## Items
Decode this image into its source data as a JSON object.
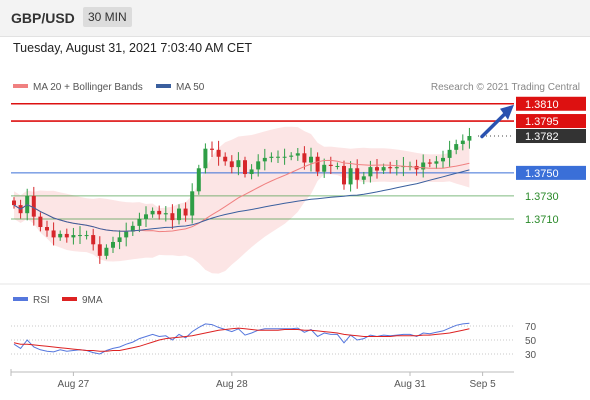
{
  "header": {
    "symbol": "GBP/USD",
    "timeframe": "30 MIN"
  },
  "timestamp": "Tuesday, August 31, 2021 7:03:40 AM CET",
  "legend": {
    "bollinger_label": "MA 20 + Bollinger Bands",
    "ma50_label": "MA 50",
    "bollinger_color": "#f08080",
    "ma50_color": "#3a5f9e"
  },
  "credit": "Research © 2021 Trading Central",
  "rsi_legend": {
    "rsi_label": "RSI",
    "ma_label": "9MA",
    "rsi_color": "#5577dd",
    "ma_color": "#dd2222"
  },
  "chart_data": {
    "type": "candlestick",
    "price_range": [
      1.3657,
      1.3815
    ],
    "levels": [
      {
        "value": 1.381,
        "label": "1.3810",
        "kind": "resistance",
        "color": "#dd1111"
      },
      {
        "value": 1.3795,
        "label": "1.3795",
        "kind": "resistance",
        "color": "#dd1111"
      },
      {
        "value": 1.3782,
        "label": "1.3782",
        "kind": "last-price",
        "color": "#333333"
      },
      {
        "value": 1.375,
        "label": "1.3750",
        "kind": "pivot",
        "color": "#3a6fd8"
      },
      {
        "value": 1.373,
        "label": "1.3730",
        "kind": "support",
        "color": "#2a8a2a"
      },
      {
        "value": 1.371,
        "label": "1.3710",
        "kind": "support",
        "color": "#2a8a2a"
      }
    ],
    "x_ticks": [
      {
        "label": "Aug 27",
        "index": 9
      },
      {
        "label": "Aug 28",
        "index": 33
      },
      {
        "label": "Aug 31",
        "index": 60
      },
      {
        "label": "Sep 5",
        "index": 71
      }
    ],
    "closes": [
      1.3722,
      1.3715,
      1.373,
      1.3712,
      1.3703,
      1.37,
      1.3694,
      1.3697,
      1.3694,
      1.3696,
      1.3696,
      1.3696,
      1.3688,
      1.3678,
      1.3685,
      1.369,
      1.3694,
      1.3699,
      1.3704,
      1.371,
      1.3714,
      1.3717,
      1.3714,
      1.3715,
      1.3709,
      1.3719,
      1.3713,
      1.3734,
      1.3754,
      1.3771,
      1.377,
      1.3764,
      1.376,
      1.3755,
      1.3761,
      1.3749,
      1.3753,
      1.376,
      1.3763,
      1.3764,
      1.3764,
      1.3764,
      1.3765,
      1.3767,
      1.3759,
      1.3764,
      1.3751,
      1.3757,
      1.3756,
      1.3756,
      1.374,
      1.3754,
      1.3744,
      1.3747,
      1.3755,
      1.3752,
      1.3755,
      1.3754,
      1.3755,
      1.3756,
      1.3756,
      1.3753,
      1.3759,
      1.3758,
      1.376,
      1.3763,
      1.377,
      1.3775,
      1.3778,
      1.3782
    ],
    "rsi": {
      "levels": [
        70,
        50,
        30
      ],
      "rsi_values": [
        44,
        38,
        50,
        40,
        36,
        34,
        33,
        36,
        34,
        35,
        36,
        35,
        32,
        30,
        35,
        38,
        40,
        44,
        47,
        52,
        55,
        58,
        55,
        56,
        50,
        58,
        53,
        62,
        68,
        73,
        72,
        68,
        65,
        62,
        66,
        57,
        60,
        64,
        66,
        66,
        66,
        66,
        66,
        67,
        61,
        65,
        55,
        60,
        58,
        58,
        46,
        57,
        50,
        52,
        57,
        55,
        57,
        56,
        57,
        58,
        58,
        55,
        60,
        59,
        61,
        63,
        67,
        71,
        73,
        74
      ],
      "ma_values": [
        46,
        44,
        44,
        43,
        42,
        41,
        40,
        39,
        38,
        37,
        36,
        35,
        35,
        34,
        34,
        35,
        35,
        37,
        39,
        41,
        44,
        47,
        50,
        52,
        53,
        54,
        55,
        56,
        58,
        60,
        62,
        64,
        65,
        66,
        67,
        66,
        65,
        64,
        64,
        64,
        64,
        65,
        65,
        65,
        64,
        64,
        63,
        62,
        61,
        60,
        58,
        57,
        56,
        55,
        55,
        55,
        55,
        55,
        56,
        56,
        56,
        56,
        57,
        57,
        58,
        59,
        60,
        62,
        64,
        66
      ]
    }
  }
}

## Task goal
Copy out all the data exactly; skip the pictures.

## Written solution
Decode this image into its source data as a JSON object.
{
  "header": {
    "symbol": "GBP/USD",
    "timeframe": "30 MIN"
  },
  "timestamp": "Tuesday, August 31, 2021 7:03:40 AM CET",
  "legend": {
    "bollinger_label": "MA 20 + Bollinger Bands",
    "ma50_label": "MA 50",
    "bollinger_color": "#f08080",
    "ma50_color": "#3a5f9e"
  },
  "credit": "Research © 2021 Trading Central",
  "rsi_legend": {
    "rsi_label": "RSI",
    "ma_label": "9MA",
    "rsi_color": "#5577dd",
    "ma_color": "#dd2222"
  },
  "chart_data": {
    "type": "candlestick",
    "price_range": [
      1.3657,
      1.3815
    ],
    "levels": [
      {
        "value": 1.381,
        "label": "1.3810",
        "kind": "resistance",
        "color": "#dd1111"
      },
      {
        "value": 1.3795,
        "label": "1.3795",
        "kind": "resistance",
        "color": "#dd1111"
      },
      {
        "value": 1.3782,
        "label": "1.3782",
        "kind": "last-price",
        "color": "#333333"
      },
      {
        "value": 1.375,
        "label": "1.3750",
        "kind": "pivot",
        "color": "#3a6fd8"
      },
      {
        "value": 1.373,
        "label": "1.3730",
        "kind": "support",
        "color": "#2a8a2a"
      },
      {
        "value": 1.371,
        "label": "1.3710",
        "kind": "support",
        "color": "#2a8a2a"
      }
    ],
    "x_ticks": [
      {
        "label": "Aug 27",
        "index": 9
      },
      {
        "label": "Aug 28",
        "index": 33
      },
      {
        "label": "Aug 31",
        "index": 60
      },
      {
        "label": "Sep 5",
        "index": 71
      }
    ],
    "closes": [
      1.3722,
      1.3715,
      1.373,
      1.3712,
      1.3703,
      1.37,
      1.3694,
      1.3697,
      1.3694,
      1.3696,
      1.3696,
      1.3696,
      1.3688,
      1.3678,
      1.3685,
      1.369,
      1.3694,
      1.3699,
      1.3704,
      1.371,
      1.3714,
      1.3717,
      1.3714,
      1.3715,
      1.3709,
      1.3719,
      1.3713,
      1.3734,
      1.3754,
      1.3771,
      1.377,
      1.3764,
      1.376,
      1.3755,
      1.3761,
      1.3749,
      1.3753,
      1.376,
      1.3763,
      1.3764,
      1.3764,
      1.3764,
      1.3765,
      1.3767,
      1.3759,
      1.3764,
      1.3751,
      1.3757,
      1.3756,
      1.3756,
      1.374,
      1.3754,
      1.3744,
      1.3747,
      1.3755,
      1.3752,
      1.3755,
      1.3754,
      1.3755,
      1.3756,
      1.3756,
      1.3753,
      1.3759,
      1.3758,
      1.376,
      1.3763,
      1.377,
      1.3775,
      1.3778,
      1.3782
    ],
    "rsi": {
      "levels": [
        70,
        50,
        30
      ],
      "rsi_values": [
        44,
        38,
        50,
        40,
        36,
        34,
        33,
        36,
        34,
        35,
        36,
        35,
        32,
        30,
        35,
        38,
        40,
        44,
        47,
        52,
        55,
        58,
        55,
        56,
        50,
        58,
        53,
        62,
        68,
        73,
        72,
        68,
        65,
        62,
        66,
        57,
        60,
        64,
        66,
        66,
        66,
        66,
        66,
        67,
        61,
        65,
        55,
        60,
        58,
        58,
        46,
        57,
        50,
        52,
        57,
        55,
        57,
        56,
        57,
        58,
        58,
        55,
        60,
        59,
        61,
        63,
        67,
        71,
        73,
        74
      ],
      "ma_values": [
        46,
        44,
        44,
        43,
        42,
        41,
        40,
        39,
        38,
        37,
        36,
        35,
        35,
        34,
        34,
        35,
        35,
        37,
        39,
        41,
        44,
        47,
        50,
        52,
        53,
        54,
        55,
        56,
        58,
        60,
        62,
        64,
        65,
        66,
        67,
        66,
        65,
        64,
        64,
        64,
        64,
        65,
        65,
        65,
        64,
        64,
        63,
        62,
        61,
        60,
        58,
        57,
        56,
        55,
        55,
        55,
        55,
        55,
        56,
        56,
        56,
        56,
        57,
        57,
        58,
        59,
        60,
        62,
        64,
        66
      ]
    }
  }
}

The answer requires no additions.